The records should be written out in full, with nothing altered.

(Data records)
* START *

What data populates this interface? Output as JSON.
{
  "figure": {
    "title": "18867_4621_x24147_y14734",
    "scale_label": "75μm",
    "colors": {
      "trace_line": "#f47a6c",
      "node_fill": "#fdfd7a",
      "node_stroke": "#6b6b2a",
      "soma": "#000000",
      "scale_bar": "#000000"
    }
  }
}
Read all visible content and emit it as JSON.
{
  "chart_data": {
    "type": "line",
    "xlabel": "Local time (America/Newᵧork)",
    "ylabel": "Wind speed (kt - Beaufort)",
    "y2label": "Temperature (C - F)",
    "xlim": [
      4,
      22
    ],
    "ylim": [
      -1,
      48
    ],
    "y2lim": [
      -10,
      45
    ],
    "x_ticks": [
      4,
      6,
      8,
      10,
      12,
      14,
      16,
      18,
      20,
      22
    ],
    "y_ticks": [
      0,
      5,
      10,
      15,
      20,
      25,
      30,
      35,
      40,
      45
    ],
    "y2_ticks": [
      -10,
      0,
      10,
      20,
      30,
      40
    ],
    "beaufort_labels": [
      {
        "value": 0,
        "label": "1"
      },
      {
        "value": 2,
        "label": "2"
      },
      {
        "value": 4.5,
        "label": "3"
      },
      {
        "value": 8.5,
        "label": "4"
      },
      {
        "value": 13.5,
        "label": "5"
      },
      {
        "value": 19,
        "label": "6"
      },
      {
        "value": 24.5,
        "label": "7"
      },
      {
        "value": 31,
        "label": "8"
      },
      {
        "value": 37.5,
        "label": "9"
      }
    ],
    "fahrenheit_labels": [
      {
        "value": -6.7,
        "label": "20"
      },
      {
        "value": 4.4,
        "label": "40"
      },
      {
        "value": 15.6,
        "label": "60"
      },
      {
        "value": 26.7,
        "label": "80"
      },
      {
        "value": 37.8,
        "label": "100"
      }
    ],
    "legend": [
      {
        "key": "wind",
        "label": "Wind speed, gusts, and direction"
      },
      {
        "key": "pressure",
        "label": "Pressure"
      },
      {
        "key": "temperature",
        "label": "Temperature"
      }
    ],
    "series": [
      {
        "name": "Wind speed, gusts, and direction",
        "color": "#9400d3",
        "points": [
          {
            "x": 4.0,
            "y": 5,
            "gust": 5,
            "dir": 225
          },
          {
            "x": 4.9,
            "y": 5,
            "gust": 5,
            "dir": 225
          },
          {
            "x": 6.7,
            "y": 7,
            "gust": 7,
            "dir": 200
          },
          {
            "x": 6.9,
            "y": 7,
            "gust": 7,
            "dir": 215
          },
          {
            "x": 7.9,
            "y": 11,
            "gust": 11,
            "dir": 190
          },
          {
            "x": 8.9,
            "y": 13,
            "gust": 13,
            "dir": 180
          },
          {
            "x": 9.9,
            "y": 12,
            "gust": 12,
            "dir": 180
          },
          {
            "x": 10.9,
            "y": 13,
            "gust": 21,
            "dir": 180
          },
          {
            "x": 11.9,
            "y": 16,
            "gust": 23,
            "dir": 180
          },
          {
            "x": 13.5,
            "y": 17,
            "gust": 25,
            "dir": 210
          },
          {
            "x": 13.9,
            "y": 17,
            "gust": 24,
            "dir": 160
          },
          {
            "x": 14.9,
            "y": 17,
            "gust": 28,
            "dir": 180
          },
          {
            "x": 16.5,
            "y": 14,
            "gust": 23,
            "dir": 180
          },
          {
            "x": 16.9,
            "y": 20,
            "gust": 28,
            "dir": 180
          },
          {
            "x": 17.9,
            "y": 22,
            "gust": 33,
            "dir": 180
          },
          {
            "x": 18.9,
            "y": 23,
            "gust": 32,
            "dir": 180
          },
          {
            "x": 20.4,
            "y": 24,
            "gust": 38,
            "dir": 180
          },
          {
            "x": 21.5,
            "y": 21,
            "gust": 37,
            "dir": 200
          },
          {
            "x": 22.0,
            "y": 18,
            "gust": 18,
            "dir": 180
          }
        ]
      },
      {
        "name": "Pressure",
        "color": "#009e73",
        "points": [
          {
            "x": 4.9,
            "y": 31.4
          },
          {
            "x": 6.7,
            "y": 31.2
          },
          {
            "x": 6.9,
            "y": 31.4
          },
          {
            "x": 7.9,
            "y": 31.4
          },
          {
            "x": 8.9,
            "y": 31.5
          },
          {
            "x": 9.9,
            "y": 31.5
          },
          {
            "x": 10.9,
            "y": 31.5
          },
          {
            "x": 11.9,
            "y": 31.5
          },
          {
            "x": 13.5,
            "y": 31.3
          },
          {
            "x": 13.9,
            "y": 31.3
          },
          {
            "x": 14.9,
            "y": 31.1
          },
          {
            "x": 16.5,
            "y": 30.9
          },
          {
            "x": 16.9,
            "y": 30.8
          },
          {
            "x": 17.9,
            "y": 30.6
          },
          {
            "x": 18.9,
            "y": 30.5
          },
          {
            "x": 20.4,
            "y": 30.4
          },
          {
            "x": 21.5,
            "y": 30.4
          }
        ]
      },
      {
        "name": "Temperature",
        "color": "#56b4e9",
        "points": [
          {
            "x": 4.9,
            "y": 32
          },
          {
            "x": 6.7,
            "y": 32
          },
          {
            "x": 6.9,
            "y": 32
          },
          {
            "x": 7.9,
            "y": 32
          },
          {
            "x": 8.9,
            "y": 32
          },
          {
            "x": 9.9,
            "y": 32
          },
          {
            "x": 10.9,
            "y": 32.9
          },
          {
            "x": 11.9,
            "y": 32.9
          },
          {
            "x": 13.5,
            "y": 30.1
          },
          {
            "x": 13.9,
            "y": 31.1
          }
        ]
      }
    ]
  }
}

* END *

> _Solved problem_:
What data populates this interface? Output as JSON.
{
  "figure": {
    "title": "18867_4621_x24147_y14734",
    "scale_label": "75μm",
    "colors": {
      "trace_line": "#f47a6c",
      "node_fill": "#fdfd7a",
      "node_stroke": "#6b6b2a",
      "soma": "#000000",
      "scale_bar": "#000000"
    }
  }
}
Read all visible content and emit it as JSON.
{
  "chart_data": {
    "type": "line",
    "xlabel": "Local time (America/Newᵧork)",
    "ylabel": "Wind speed (kt - Beaufort)",
    "y2label": "Temperature (C - F)",
    "xlim": [
      4,
      22
    ],
    "ylim": [
      -1,
      48
    ],
    "y2lim": [
      -10,
      45
    ],
    "x_ticks": [
      4,
      6,
      8,
      10,
      12,
      14,
      16,
      18,
      20,
      22
    ],
    "y_ticks": [
      0,
      5,
      10,
      15,
      20,
      25,
      30,
      35,
      40,
      45
    ],
    "y2_ticks": [
      -10,
      0,
      10,
      20,
      30,
      40
    ],
    "beaufort_labels": [
      {
        "value": 0,
        "label": "1"
      },
      {
        "value": 2,
        "label": "2"
      },
      {
        "value": 4.5,
        "label": "3"
      },
      {
        "value": 8.5,
        "label": "4"
      },
      {
        "value": 13.5,
        "label": "5"
      },
      {
        "value": 19,
        "label": "6"
      },
      {
        "value": 24.5,
        "label": "7"
      },
      {
        "value": 31,
        "label": "8"
      },
      {
        "value": 37.5,
        "label": "9"
      }
    ],
    "fahrenheit_labels": [
      {
        "value": -6.7,
        "label": "20"
      },
      {
        "value": 4.4,
        "label": "40"
      },
      {
        "value": 15.6,
        "label": "60"
      },
      {
        "value": 26.7,
        "label": "80"
      },
      {
        "value": 37.8,
        "label": "100"
      }
    ],
    "legend": [
      {
        "key": "wind",
        "label": "Wind speed, gusts, and direction"
      },
      {
        "key": "pressure",
        "label": "Pressure"
      },
      {
        "key": "temperature",
        "label": "Temperature"
      }
    ],
    "series": [
      {
        "name": "Wind speed, gusts, and direction",
        "color": "#9400d3",
        "points": [
          {
            "x": 4.0,
            "y": 5,
            "gust": 5,
            "dir": 225
          },
          {
            "x": 4.9,
            "y": 5,
            "gust": 5,
            "dir": 225
          },
          {
            "x": 6.7,
            "y": 7,
            "gust": 7,
            "dir": 200
          },
          {
            "x": 6.9,
            "y": 7,
            "gust": 7,
            "dir": 215
          },
          {
            "x": 7.9,
            "y": 11,
            "gust": 11,
            "dir": 190
          },
          {
            "x": 8.9,
            "y": 13,
            "gust": 13,
            "dir": 180
          },
          {
            "x": 9.9,
            "y": 12,
            "gust": 12,
            "dir": 180
          },
          {
            "x": 10.9,
            "y": 13,
            "gust": 21,
            "dir": 180
          },
          {
            "x": 11.9,
            "y": 16,
            "gust": 23,
            "dir": 180
          },
          {
            "x": 13.5,
            "y": 17,
            "gust": 25,
            "dir": 210
          },
          {
            "x": 13.9,
            "y": 17,
            "gust": 24,
            "dir": 160
          },
          {
            "x": 14.9,
            "y": 17,
            "gust": 28,
            "dir": 180
          },
          {
            "x": 16.5,
            "y": 14,
            "gust": 23,
            "dir": 180
          },
          {
            "x": 16.9,
            "y": 20,
            "gust": 28,
            "dir": 180
          },
          {
            "x": 17.9,
            "y": 22,
            "gust": 33,
            "dir": 180
          },
          {
            "x": 18.9,
            "y": 23,
            "gust": 32,
            "dir": 180
          },
          {
            "x": 20.4,
            "y": 24,
            "gust": 38,
            "dir": 180
          },
          {
            "x": 21.5,
            "y": 21,
            "gust": 37,
            "dir": 200
          },
          {
            "x": 22.0,
            "y": 18,
            "gust": 18,
            "dir": 180
          }
        ]
      },
      {
        "name": "Pressure",
        "color": "#009e73",
        "points": [
          {
            "x": 4.9,
            "y": 31.4
          },
          {
            "x": 6.7,
            "y": 31.2
          },
          {
            "x": 6.9,
            "y": 31.4
          },
          {
            "x": 7.9,
            "y": 31.4
          },
          {
            "x": 8.9,
            "y": 31.5
          },
          {
            "x": 9.9,
            "y": 31.5
          },
          {
            "x": 10.9,
            "y": 31.5
          },
          {
            "x": 11.9,
            "y": 31.5
          },
          {
            "x": 13.5,
            "y": 31.3
          },
          {
            "x": 13.9,
            "y": 31.3
          },
          {
            "x": 14.9,
            "y": 31.1
          },
          {
            "x": 16.5,
            "y": 30.9
          },
          {
            "x": 16.9,
            "y": 30.8
          },
          {
            "x": 17.9,
            "y": 30.6
          },
          {
            "x": 18.9,
            "y": 30.5
          },
          {
            "x": 20.4,
            "y": 30.4
          },
          {
            "x": 21.5,
            "y": 30.4
          }
        ]
      },
      {
        "name": "Temperature",
        "color": "#56b4e9",
        "points": [
          {
            "x": 4.9,
            "y": 32
          },
          {
            "x": 6.7,
            "y": 32
          },
          {
            "x": 6.9,
            "y": 32
          },
          {
            "x": 7.9,
            "y": 32
          },
          {
            "x": 8.9,
            "y": 32
          },
          {
            "x": 9.9,
            "y": 32
          },
          {
            "x": 10.9,
            "y": 32.9
          },
          {
            "x": 11.9,
            "y": 32.9
          },
          {
            "x": 13.5,
            "y": 30.1
          },
          {
            "x": 13.9,
            "y": 31.1
          }
        ]
      }
    ]
  }
}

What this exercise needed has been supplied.